Copy, from the data below, each line that has the word "respectively".
───── Dataset content ─────
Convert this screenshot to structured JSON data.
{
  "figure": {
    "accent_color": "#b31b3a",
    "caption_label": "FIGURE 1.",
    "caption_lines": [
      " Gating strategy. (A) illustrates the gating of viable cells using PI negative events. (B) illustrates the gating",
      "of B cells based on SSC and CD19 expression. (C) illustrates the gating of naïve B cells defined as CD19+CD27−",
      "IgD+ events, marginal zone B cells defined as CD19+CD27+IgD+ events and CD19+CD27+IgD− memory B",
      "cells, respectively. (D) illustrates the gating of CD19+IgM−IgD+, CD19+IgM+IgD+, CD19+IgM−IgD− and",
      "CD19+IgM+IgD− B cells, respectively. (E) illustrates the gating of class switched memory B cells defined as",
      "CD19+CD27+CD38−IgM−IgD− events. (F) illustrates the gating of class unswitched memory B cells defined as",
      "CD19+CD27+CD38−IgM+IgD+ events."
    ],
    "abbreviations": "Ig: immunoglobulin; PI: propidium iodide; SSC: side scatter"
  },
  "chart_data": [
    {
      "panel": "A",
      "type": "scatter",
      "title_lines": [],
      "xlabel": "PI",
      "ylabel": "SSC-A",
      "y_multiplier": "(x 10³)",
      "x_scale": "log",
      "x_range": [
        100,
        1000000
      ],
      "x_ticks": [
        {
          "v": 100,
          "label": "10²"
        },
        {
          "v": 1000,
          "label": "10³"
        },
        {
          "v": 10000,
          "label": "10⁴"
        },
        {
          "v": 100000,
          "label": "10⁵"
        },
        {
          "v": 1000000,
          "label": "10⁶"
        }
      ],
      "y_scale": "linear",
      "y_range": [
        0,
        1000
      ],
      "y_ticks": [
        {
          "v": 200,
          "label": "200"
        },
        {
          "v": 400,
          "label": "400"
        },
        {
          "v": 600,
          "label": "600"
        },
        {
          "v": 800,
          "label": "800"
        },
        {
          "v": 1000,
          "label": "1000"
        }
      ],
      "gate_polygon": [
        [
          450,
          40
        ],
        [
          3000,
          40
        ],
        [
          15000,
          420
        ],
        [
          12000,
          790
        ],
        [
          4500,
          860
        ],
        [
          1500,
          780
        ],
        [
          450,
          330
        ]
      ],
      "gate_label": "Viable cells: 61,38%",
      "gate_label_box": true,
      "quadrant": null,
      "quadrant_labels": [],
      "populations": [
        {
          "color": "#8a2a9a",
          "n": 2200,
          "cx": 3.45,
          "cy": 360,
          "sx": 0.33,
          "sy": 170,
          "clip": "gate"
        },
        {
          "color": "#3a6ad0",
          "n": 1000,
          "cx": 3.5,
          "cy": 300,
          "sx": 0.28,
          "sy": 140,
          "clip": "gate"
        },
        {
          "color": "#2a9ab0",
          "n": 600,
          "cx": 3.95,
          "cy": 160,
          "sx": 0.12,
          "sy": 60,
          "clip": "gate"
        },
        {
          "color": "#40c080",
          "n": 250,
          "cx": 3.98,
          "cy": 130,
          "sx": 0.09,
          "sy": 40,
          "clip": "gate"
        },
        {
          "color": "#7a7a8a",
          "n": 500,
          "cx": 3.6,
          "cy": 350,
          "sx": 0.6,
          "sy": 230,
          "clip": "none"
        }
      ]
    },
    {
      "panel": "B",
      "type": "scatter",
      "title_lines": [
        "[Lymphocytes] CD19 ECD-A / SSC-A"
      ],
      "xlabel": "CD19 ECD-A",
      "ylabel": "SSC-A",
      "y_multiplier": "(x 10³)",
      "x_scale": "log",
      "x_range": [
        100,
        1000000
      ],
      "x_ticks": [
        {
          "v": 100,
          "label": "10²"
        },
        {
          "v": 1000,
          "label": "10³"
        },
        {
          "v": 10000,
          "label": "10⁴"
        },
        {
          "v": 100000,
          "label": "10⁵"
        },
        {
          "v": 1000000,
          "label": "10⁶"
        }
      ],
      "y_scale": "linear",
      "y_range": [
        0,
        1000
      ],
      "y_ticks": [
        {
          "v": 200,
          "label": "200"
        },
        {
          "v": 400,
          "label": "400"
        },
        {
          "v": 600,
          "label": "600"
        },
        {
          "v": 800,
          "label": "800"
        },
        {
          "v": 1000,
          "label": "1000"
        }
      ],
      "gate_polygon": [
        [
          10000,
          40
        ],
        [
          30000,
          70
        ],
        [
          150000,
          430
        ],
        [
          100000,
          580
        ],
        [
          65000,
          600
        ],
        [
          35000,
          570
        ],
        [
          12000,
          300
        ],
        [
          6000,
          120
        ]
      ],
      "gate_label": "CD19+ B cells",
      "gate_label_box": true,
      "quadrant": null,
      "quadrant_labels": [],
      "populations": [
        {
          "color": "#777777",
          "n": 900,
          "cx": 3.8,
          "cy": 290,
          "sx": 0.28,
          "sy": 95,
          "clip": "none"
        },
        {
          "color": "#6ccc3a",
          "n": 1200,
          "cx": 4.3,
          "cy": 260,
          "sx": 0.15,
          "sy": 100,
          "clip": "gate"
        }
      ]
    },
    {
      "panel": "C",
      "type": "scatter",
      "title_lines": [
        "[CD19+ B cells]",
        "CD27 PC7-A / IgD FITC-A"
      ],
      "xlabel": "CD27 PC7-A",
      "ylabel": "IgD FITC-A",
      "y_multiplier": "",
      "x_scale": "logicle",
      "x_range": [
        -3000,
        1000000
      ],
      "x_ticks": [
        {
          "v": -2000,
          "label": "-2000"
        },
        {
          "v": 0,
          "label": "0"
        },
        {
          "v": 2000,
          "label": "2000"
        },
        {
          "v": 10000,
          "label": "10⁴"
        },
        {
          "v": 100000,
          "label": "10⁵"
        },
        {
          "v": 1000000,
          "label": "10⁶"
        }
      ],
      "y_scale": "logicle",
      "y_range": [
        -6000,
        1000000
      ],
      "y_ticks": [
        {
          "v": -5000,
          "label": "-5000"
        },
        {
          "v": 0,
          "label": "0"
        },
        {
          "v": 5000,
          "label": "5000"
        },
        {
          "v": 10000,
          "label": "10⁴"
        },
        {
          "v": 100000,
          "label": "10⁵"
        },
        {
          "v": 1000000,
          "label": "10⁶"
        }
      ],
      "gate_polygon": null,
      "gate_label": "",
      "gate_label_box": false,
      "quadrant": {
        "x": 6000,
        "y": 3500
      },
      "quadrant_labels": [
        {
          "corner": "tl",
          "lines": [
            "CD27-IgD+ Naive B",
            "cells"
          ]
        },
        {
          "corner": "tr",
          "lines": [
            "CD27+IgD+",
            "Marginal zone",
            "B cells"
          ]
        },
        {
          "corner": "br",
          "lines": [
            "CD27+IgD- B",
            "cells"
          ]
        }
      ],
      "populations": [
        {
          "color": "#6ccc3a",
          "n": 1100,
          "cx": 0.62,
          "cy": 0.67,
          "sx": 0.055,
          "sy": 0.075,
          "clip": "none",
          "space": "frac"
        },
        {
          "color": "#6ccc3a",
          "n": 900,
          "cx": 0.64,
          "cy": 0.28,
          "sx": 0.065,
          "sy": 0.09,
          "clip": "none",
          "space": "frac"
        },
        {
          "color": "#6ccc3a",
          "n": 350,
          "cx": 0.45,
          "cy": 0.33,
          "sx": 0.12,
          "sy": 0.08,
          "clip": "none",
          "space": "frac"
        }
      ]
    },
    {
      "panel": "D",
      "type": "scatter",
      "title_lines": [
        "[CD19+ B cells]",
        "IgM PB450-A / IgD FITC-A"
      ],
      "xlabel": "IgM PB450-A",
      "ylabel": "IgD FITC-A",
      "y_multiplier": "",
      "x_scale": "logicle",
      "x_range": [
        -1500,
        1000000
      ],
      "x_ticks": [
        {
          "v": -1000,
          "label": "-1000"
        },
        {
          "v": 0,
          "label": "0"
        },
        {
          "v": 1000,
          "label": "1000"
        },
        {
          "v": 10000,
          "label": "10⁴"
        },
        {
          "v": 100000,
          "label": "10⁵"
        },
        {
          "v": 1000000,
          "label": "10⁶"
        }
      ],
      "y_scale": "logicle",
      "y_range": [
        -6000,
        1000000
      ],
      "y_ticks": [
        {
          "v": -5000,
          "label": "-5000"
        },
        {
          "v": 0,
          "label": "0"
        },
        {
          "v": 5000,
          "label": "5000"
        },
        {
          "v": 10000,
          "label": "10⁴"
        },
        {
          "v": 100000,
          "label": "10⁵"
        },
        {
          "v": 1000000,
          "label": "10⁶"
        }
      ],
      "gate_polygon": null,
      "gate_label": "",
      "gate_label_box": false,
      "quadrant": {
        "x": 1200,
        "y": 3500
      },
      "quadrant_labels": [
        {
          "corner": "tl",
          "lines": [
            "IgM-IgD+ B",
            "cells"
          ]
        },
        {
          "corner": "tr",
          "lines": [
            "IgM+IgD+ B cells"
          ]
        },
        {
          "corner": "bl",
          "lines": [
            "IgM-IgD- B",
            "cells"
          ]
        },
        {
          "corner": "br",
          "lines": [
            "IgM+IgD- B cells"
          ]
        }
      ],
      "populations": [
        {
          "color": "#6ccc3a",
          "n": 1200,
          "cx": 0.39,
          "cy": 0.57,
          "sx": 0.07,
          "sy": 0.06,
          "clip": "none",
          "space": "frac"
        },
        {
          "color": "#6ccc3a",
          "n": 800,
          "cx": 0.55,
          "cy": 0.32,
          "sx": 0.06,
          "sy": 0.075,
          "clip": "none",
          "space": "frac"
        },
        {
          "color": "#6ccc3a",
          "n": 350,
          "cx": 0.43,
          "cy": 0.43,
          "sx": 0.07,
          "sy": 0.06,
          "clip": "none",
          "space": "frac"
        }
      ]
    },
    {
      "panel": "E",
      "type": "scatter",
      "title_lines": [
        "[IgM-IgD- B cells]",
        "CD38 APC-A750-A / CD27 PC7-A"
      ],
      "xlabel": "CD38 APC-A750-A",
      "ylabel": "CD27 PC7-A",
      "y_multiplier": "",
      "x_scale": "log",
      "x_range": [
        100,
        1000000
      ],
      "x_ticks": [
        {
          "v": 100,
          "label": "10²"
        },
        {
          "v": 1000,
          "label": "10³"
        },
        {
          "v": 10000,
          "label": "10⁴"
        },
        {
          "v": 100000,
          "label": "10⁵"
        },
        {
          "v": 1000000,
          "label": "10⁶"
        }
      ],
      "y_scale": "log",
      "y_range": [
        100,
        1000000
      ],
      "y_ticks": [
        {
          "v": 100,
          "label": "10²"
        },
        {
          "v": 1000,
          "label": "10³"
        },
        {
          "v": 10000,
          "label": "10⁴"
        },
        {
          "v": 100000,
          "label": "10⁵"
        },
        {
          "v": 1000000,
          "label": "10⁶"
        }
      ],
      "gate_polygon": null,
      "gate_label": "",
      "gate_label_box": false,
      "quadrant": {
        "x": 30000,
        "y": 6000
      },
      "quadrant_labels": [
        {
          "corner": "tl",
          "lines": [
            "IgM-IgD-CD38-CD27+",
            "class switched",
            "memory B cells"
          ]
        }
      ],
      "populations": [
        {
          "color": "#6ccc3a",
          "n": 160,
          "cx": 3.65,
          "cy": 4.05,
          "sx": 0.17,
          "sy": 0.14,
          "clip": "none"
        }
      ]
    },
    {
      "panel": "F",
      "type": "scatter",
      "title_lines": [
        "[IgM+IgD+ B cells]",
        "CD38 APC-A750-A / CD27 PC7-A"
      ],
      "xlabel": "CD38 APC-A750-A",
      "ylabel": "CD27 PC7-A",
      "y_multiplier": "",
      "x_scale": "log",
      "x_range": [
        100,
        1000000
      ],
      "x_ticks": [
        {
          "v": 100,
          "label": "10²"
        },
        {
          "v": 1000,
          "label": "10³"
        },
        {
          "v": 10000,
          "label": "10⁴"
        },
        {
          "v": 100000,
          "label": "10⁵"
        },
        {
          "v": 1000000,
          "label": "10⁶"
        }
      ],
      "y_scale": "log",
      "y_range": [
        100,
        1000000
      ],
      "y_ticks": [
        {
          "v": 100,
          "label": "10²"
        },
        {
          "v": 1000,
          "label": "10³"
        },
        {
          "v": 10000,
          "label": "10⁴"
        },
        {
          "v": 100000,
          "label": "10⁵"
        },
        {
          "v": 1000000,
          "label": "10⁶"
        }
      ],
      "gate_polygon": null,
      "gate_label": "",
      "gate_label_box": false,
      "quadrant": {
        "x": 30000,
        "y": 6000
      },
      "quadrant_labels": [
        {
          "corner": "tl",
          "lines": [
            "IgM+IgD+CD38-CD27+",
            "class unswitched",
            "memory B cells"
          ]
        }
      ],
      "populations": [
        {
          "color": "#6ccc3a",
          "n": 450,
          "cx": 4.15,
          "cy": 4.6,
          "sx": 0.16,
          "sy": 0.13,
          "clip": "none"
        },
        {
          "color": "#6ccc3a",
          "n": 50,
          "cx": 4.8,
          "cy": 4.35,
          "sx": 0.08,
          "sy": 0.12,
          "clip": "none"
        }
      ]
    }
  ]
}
─────
▶ [Solution to the problem]:
      "cells, respectively. (D) illustrates the gating of CD19+IgM−IgD+, CD19+IgM+IgD+, CD19+IgM−IgD− and",
      "CD19+IgM+IgD− B cells, respectively. (E) illustrates the gating of class switched memory B cells defined as",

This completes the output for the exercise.